(RECORDED DATA):
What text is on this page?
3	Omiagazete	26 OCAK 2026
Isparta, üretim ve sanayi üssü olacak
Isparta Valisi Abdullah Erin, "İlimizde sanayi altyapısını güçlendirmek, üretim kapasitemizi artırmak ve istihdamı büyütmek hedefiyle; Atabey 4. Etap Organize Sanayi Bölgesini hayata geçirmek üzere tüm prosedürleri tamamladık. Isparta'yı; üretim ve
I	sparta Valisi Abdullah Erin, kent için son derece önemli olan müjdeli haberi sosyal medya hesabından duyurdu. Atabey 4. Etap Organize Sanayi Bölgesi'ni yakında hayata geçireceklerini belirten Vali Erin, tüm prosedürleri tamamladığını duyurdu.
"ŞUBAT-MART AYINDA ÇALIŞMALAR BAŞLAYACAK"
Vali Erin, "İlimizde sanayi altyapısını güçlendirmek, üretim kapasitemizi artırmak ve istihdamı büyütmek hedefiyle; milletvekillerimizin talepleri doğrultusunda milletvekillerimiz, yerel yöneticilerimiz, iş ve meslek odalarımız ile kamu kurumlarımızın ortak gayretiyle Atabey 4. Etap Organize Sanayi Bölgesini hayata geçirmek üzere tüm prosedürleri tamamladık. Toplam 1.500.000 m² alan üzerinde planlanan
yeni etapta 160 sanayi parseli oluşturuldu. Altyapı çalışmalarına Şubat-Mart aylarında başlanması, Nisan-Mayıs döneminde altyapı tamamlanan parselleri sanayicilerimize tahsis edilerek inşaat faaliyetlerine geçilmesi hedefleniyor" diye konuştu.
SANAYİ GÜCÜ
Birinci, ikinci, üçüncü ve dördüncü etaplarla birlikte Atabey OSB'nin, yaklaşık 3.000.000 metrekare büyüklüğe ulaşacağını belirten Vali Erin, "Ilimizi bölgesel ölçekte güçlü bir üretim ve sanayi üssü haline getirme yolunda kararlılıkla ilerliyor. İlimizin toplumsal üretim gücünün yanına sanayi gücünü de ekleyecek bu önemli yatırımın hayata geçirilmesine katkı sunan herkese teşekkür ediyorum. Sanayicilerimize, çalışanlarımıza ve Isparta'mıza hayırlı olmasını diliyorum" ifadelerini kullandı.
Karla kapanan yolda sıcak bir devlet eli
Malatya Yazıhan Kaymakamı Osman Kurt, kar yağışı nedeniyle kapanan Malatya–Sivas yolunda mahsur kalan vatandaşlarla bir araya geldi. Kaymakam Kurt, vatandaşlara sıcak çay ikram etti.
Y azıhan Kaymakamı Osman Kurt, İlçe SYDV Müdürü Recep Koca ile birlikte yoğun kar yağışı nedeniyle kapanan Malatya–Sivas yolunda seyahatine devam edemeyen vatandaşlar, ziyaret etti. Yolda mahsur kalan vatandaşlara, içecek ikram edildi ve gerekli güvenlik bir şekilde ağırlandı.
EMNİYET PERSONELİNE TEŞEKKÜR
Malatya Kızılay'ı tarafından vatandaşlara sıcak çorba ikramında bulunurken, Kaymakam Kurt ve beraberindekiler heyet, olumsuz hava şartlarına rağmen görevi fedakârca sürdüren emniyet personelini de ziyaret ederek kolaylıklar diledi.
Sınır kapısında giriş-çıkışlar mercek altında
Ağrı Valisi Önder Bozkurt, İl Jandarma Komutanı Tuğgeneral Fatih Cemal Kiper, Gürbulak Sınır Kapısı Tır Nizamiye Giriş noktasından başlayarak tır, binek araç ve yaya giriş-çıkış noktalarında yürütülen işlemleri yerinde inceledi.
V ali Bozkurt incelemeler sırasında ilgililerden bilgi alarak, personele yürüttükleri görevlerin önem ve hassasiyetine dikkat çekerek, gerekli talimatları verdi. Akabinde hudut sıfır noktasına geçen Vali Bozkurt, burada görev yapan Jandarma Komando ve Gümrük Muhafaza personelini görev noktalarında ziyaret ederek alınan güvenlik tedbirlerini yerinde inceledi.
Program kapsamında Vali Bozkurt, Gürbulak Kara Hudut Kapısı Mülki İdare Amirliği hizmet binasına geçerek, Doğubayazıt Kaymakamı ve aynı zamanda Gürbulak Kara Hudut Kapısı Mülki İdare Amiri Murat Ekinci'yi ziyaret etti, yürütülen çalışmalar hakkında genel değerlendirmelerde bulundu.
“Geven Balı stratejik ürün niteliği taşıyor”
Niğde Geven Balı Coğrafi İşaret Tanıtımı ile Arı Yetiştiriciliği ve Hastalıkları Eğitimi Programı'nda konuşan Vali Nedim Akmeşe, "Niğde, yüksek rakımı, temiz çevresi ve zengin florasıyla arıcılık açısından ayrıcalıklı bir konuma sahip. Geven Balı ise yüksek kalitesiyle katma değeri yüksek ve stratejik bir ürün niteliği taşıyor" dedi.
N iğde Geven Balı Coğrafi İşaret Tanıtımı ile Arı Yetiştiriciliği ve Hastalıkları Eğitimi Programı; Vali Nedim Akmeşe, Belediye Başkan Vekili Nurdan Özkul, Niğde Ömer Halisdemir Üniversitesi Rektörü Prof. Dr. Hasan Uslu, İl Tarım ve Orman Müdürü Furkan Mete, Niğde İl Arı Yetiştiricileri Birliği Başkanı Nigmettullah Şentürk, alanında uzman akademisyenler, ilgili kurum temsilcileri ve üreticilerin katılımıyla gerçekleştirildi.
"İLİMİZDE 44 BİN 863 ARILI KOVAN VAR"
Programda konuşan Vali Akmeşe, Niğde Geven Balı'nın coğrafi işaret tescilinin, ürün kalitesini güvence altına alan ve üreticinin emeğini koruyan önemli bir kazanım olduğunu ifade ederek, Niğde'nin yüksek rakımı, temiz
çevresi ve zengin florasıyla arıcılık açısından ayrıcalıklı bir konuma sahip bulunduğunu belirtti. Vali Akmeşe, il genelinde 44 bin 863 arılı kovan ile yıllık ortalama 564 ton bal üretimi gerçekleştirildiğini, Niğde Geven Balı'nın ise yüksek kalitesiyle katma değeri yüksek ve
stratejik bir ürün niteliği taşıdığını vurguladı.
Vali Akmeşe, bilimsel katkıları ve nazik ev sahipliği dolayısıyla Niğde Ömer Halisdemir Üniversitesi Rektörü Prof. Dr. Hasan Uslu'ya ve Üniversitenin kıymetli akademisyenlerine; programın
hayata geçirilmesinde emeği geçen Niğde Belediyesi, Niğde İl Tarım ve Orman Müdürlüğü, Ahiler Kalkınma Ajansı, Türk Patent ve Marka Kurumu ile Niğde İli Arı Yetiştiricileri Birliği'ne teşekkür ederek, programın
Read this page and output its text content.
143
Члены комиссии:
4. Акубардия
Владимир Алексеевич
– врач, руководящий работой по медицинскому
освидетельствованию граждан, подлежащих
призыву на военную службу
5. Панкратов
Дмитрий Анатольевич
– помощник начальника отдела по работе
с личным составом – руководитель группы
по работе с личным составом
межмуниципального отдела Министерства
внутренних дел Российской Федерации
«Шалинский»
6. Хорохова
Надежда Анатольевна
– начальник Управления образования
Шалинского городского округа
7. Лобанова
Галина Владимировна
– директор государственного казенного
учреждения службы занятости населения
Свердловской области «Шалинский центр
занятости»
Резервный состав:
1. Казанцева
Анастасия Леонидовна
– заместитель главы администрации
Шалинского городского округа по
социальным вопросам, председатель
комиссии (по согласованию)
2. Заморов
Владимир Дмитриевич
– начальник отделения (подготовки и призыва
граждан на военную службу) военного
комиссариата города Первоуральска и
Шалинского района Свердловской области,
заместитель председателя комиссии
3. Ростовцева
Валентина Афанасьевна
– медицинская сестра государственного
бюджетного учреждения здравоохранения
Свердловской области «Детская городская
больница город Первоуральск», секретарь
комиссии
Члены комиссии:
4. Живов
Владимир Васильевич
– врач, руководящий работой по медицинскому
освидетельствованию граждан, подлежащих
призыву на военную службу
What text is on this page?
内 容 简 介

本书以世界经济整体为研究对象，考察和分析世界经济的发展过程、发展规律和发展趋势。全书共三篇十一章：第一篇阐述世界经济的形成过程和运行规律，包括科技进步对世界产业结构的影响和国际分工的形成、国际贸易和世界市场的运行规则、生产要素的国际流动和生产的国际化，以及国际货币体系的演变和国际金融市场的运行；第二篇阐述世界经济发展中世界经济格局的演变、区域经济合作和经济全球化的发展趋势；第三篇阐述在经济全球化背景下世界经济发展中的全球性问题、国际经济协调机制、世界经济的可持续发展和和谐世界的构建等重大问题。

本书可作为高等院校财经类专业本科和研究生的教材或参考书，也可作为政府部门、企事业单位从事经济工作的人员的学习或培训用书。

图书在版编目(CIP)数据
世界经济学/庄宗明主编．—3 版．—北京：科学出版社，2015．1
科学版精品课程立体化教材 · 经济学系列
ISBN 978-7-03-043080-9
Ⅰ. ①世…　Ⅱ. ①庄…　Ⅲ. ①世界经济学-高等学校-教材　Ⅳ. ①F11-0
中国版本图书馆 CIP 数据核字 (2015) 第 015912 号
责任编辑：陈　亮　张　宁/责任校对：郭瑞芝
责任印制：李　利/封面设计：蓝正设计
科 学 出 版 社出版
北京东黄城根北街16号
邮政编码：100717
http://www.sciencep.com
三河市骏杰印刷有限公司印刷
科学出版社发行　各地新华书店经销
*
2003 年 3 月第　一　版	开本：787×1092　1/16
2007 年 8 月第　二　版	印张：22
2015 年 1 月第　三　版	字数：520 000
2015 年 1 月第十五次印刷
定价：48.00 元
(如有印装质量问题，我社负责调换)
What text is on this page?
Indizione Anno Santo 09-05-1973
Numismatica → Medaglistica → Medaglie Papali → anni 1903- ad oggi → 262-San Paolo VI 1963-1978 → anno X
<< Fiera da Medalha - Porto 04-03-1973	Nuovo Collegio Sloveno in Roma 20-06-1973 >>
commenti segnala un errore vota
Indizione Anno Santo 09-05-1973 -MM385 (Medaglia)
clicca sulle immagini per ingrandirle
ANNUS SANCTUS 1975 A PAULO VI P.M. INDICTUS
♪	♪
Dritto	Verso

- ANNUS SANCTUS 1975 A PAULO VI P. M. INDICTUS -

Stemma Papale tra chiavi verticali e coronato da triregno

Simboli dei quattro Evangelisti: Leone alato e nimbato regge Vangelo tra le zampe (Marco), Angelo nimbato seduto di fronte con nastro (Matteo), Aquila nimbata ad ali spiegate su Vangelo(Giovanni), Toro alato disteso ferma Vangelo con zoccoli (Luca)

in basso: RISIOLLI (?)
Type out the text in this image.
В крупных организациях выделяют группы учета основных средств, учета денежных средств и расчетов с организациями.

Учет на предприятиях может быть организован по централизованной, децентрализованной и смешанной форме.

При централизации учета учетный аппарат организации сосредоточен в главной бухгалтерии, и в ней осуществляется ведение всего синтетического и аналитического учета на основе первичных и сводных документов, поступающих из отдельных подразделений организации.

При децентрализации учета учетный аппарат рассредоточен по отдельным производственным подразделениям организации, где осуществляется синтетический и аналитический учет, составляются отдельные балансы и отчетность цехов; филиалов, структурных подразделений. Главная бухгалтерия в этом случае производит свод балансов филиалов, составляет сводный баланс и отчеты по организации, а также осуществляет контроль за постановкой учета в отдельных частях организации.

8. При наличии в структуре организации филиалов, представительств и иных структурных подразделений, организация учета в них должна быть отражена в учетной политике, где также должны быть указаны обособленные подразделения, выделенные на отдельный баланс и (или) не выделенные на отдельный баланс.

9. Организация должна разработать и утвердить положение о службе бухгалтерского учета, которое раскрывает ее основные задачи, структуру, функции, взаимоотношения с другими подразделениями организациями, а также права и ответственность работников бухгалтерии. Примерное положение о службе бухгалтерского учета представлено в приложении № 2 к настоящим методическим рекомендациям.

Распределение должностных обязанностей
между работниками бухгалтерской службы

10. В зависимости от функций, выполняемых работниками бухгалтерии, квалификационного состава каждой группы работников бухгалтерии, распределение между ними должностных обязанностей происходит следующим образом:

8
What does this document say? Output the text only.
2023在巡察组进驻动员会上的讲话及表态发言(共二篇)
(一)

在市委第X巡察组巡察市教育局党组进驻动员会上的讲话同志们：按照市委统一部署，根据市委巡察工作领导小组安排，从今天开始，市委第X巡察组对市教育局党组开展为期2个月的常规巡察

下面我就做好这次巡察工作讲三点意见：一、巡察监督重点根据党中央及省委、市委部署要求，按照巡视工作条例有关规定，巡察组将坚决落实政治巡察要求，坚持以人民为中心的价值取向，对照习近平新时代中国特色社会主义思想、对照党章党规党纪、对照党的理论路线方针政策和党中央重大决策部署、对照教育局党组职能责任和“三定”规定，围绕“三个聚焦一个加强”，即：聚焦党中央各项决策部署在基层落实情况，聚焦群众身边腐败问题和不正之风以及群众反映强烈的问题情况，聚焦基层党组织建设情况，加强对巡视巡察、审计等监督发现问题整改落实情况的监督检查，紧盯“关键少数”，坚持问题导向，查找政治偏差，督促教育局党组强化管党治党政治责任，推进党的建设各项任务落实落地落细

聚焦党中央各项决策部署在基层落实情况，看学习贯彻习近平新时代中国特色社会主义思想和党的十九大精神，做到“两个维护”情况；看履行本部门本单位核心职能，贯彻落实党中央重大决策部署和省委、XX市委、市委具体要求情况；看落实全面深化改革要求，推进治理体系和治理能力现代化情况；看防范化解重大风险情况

(SET PROBLEM): Find the line with "What does this" in the listing above, then write out that line and each remaining line exactly, with no other text.

(TASK RESPONSE):
What does this document say? Output the text only.
2023在巡察组进驻动员会上的讲话及表态发言(共二篇)
(一)

在市委第X巡察组巡察市教育局党组进驻动员会上的讲话同志们：按照市委统一部署，根据市委巡察工作领导小组安排，从今天开始，市委第X巡察组对市教育局党组开展为期2个月的常规巡察

下面我就做好这次巡察工作讲三点意见：一、巡察监督重点根据党中央及省委、市委部署要求，按照巡视工作条例有关规定，巡察组将坚决落实政治巡察要求，坚持以人民为中心的价值取向，对照习近平新时代中国特色社会主义思想、对照党章党规党纪、对照党的理论路线方针政策和党中央重大决策部署、对照教育局党组职能责任和“三定”规定，围绕“三个聚焦一个加强”，即：聚焦党中央各项决策部署在基层落实情况，聚焦群众身边腐败问题和不正之风以及群众反映强烈的问题情况，聚焦基层党组织建设情况，加强对巡视巡察、审计等监督发现问题整改落实情况的监督检查，紧盯“关键少数”，坚持问题导向，查找政治偏差，督促教育局党组强化管党治党政治责任，推进党的建设各项任务落实落地落细

聚焦党中央各项决策部署在基层落实情况，看学习贯彻习近平新时代中国特色社会主义思想和党的十九大精神，做到“两个维护”情况；看履行本部门本单位核心职能，贯彻落实党中央重大决策部署和省委、XX市委、市委具体要求情况；看落实全面深化改革要求，推进治理体系和治理能力现代化情况；看防范化解重大风险情况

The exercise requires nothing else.